Stated goal:
Edit the lines from the first one through the line with "373, 100, 391]", changing "volume-bar" to "volume-column" and keeping everything else the same.

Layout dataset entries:
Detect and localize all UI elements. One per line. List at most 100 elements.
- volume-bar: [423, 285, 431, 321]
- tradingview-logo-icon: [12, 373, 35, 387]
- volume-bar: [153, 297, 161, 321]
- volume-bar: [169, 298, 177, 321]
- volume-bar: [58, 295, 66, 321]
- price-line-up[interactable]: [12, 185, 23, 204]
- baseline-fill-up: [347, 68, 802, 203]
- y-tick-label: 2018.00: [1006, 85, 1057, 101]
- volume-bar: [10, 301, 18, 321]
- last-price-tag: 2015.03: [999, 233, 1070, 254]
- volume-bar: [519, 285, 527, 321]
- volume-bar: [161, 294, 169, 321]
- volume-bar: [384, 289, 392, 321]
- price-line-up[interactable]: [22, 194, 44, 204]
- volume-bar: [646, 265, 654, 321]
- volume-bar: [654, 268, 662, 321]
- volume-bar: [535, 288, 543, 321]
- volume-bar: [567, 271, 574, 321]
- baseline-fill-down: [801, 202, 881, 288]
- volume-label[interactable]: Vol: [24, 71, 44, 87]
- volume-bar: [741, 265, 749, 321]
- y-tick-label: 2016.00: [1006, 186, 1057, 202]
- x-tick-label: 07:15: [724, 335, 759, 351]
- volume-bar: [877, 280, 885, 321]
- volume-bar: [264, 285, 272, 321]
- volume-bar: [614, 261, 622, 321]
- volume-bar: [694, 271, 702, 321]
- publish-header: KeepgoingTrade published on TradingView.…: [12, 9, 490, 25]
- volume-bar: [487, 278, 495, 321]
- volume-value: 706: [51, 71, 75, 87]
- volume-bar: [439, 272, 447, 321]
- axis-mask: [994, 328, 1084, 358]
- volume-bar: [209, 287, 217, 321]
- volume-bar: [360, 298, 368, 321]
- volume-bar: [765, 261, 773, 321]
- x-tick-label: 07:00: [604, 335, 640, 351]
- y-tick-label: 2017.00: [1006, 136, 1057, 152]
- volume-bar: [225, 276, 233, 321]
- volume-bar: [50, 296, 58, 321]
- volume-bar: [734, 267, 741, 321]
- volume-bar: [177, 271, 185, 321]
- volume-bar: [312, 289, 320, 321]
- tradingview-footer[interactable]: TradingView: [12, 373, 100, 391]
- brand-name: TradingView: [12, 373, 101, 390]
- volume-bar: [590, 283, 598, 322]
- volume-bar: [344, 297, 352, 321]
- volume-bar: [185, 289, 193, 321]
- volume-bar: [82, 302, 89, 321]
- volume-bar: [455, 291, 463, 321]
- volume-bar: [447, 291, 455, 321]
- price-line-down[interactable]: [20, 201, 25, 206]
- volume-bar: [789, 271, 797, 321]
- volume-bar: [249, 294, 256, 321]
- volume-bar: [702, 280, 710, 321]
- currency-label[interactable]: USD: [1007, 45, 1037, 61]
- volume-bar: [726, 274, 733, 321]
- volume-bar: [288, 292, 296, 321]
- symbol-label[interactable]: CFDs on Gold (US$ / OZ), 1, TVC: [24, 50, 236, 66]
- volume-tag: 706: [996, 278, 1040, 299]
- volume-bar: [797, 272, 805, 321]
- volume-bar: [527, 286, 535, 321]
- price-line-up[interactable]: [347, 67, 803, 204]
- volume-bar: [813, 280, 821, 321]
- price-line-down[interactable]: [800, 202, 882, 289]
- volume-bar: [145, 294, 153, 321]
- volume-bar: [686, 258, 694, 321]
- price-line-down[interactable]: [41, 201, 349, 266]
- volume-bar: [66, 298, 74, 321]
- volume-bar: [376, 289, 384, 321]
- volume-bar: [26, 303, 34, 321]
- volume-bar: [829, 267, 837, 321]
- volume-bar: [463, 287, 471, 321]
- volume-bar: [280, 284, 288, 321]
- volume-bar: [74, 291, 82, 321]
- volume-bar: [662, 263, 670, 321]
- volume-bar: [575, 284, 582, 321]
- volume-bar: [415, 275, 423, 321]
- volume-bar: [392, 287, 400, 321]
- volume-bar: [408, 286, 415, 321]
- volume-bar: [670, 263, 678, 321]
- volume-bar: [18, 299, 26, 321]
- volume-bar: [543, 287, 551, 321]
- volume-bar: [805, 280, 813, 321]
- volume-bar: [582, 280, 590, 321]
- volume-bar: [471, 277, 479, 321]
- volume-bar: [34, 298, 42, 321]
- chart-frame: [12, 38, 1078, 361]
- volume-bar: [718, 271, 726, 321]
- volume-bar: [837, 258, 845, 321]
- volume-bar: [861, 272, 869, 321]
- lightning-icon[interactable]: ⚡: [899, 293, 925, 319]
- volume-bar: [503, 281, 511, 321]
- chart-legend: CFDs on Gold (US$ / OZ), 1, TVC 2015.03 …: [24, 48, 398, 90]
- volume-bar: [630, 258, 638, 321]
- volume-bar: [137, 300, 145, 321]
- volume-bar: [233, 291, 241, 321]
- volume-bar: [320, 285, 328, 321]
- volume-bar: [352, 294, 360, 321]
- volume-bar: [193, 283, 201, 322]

Result below:
Detect and localize all UI elements. One per line. List at most 100 elements.
- volume-column: [423, 285, 431, 321]
- tradingview-logo-icon: [12, 373, 35, 387]
- volume-column: [153, 297, 161, 321]
- volume-column: [169, 298, 177, 321]
- volume-column: [58, 295, 66, 321]
- price-line-up[interactable]: [12, 185, 23, 204]
- baseline-fill-up: [347, 68, 802, 203]
- y-tick-label: 2018.00: [1006, 85, 1057, 101]
- volume-column: [10, 301, 18, 321]
- last-price-tag: 2015.03: [999, 233, 1070, 254]
- volume-column: [519, 285, 527, 321]
- volume-column: [161, 294, 169, 321]
- volume-column: [384, 289, 392, 321]
- price-line-up[interactable]: [22, 194, 44, 204]
- volume-column: [646, 265, 654, 321]
- volume-column: [654, 268, 662, 321]
- volume-column: [535, 288, 543, 321]
- volume-column: [567, 271, 574, 321]
- baseline-fill-down: [801, 202, 881, 288]
- volume-label[interactable]: Vol: [24, 71, 44, 87]
- volume-column: [741, 265, 749, 321]
- y-tick-label: 2016.00: [1006, 186, 1057, 202]
- x-tick-label: 07:15: [724, 335, 759, 351]
- volume-column: [877, 280, 885, 321]
- volume-column: [264, 285, 272, 321]
- volume-column: [614, 261, 622, 321]
- volume-column: [694, 271, 702, 321]
- publish-header: KeepgoingTrade published on TradingView.…: [12, 9, 490, 25]
- volume-column: [487, 278, 495, 321]
- volume-value: 706: [51, 71, 75, 87]
- volume-column: [439, 272, 447, 321]
- axis-mask: [994, 328, 1084, 358]
- volume-column: [209, 287, 217, 321]
- volume-column: [360, 298, 368, 321]
- volume-column: [765, 261, 773, 321]
- x-tick-label: 07:00: [604, 335, 640, 351]
- y-tick-label: 2017.00: [1006, 136, 1057, 152]
- volume-column: [225, 276, 233, 321]
- volume-column: [50, 296, 58, 321]
- volume-column: [734, 267, 741, 321]
- volume-column: [177, 271, 185, 321]
- volume-column: [312, 289, 320, 321]
- tradingview-footer[interactable]: TradingView: [12, 373, 100, 391]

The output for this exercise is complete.